- SET EXERCISE -
Present each line of the records as a row in a Markdown table with the columns "Row" and "Text", numbering the rows and leaving out blank lines.

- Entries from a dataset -
## Begin
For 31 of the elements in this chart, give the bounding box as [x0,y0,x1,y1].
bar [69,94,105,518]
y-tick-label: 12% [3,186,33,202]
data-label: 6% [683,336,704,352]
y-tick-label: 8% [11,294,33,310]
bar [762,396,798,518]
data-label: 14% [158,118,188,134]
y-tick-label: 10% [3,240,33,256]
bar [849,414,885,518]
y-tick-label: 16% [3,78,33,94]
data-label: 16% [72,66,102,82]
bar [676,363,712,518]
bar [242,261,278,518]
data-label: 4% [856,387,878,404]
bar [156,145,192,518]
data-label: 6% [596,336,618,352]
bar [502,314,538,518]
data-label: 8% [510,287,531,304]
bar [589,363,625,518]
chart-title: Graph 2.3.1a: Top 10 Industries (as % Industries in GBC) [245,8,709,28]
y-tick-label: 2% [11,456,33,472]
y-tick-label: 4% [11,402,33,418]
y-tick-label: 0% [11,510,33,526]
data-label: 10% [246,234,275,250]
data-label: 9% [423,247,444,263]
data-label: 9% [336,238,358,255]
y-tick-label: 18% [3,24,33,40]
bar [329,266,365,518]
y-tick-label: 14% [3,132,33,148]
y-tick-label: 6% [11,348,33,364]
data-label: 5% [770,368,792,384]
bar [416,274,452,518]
## End
- THE RESPONSE -
| Row | Text |
|---|---|
| 1 | For 31 of the elements in this chart, give the bounding box as [x0,y0,x1,y1]. |
| 2 | bar [69,94,105,518] |
| 3 | y-tick-label: 12% [3,186,33,202] |
| 4 | data-label: 6% [683,336,704,352] |
| 5 | y-tick-label: 8% [11,294,33,310] |
| 6 | bar [762,396,798,518] |
| 7 | data-label: 14% [158,118,188,134] |
| 8 | y-tick-label: 10% [3,240,33,256] |
| 9 | bar [849,414,885,518] |
| 10 | y-tick-label: 16% [3,78,33,94] |
| 11 | data-label: 16% [72,66,102,82] |
| 12 | bar [676,363,712,518] |
| 13 | bar [242,261,278,518] |
| 14 | data-label: 4% [856,387,878,404] |
| 15 | bar [156,145,192,518] |
| 16 | data-label: 6% [596,336,618,352] |
| 17 | bar [502,314,538,518] |
| 18 | data-label: 8% [510,287,531,304] |
| 19 | bar [589,363,625,518] |
| 20 | chart-title: Graph 2.3.1a: Top 10 Industries (as % Industries in GBC) [245,8,709,28] |
| 21 | y-tick-label: 2% [11,456,33,472] |
| 22 | y-tick-label: 4% [11,402,33,418] |
| 23 | y-tick-label: 0% [11,510,33,526] |
| 24 | data-label: 10% [246,234,275,250] |
| 25 | data-label: 9% [423,247,444,263] |
| 26 | data-label: 9% [336,238,358,255] |
| 27 | y-tick-label: 18% [3,24,33,40] |
| 28 | bar [329,266,365,518] |
| 29 | y-tick-label: 14% [3,132,33,148] |
| 30 | y-tick-label: 6% [11,348,33,364] |
| 31 | data-label: 5% [770,368,792,384] |
| 32 | bar [416,274,452,518] |